=== Document extract ===
# Copyright (C) 2023 ANONYMOUS.
# All Rights Reserved.
# Issued under the Academic Public License.
#
# You can be released from the terms, and requirements of the Academic Public
# License by purchasing a commercial license.
# Purchase of a commercial license is mandatory for any use of the
# AQuaSurF Software in commercial settings.
#
# END COPYRIGHT
"""
Calculate the eigenvalues of the approximate empirical Fisher information matrix.
The Fisher is approximated as block diagonal, where each block is further decomposed
as a Kronecker product of two matrices.

See:
[1] Optimizing Neural Networks with Kronecker-factored Approximate Curvature
    (https://arxiv.org/pdf/1503.05671.pdf)
[2] A Kronecker-factored approximate Fisher matrix for convolution layers
    (https://arxiv.org/pdf/1602.01407.pdf)
"""

import logging
import numpy as np
import tensorflow as tf

from scipy.linalg import eigh


class FIM:
    """
    This class is responsible for calculating the eigenvalues of the Fisher Information
    Matrix (FIM) associated with the model's predictive distribution at initialization.

    Initialize the class with a model, data samples, labels, and the loss function, and then
    call the `calculate_eigenvalues` method to get the eigenvalues of the FIM.
    """
    def __init__(self, model, samples, labels, loss_fn):
        """

=== To-do list ===
A) In the Fisher information code, how is each block of the approximated Fisher matrix further decomposed?
B) List all parameters of the `__init__` method in the Fisher information code.
C) From the Fisher information code, reproduce the part that opens with the words "# Copyright (C)" and closes with "a commercial license.".

=== Listed entries ===
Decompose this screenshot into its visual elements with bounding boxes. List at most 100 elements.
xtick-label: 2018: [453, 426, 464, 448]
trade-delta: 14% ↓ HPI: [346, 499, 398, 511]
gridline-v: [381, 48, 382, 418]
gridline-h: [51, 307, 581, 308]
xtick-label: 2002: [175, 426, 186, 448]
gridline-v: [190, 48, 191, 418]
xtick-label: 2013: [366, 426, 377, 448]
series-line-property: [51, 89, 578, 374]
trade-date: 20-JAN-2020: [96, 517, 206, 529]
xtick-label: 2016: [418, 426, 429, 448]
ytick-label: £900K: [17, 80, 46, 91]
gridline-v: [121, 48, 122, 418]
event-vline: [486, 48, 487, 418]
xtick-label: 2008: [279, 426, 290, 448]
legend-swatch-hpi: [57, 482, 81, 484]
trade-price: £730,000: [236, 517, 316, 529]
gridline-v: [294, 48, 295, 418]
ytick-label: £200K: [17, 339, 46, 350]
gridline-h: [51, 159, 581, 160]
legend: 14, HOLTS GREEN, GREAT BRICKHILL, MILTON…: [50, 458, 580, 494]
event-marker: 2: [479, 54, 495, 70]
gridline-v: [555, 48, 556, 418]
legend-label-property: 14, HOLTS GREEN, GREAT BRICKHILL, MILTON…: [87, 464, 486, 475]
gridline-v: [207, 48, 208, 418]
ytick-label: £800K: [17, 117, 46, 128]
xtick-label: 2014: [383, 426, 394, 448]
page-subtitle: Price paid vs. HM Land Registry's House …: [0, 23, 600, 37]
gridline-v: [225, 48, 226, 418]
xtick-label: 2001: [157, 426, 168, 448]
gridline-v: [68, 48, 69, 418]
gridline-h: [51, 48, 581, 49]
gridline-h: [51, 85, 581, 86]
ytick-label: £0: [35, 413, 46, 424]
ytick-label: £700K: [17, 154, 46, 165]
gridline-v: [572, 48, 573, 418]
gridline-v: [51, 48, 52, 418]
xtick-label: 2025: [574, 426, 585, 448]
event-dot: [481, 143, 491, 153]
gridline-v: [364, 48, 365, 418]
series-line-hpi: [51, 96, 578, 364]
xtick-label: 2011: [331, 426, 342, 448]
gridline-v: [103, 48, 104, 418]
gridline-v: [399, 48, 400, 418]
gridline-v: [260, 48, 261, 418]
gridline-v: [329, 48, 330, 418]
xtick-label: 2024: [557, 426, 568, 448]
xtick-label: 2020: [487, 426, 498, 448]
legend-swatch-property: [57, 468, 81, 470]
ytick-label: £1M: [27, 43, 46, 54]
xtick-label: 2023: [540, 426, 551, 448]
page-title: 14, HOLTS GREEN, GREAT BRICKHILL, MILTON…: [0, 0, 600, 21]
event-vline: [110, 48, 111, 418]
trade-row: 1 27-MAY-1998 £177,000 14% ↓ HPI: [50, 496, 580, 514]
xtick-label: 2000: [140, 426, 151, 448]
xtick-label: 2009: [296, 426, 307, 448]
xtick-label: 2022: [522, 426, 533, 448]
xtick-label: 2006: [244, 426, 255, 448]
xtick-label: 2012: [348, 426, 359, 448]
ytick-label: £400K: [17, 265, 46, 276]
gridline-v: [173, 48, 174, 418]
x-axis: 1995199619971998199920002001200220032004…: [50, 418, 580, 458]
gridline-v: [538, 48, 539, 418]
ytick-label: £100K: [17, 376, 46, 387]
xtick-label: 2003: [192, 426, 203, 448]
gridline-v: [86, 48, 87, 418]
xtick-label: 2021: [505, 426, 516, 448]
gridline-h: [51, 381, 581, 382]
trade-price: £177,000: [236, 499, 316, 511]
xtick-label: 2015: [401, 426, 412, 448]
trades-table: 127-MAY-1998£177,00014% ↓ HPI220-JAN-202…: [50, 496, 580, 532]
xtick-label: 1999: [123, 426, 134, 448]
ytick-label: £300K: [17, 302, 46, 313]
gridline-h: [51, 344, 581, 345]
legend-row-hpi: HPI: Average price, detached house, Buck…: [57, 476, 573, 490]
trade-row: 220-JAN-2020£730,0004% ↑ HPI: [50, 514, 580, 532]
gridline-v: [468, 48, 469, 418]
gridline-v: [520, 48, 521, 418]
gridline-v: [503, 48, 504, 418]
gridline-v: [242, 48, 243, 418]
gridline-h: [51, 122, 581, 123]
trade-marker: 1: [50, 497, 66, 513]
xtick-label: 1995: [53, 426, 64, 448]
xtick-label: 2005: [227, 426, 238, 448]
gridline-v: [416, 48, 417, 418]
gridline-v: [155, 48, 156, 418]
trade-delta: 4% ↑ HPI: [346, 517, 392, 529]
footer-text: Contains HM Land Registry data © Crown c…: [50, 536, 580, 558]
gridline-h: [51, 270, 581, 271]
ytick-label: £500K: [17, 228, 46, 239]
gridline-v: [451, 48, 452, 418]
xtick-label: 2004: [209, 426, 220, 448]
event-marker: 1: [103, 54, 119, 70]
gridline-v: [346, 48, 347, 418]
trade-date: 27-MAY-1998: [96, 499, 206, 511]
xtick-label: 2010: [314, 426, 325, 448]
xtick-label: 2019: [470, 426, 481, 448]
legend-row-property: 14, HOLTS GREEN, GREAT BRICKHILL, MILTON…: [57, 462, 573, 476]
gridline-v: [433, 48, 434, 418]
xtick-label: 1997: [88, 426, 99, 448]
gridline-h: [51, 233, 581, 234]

=== Results for the exercise ===
A) Each block is decomposed as a Kronecker product of two matrices.

B) self, model, samples, labels, loss_fn

C)
# Copyright (C) 2023 ANONYMOUS.
# All Rights Reserved.
# Issued under the Academic Public License.
#
# You can be released from the terms, and requirements of the Academic Public
# License by purchasing a commercial license.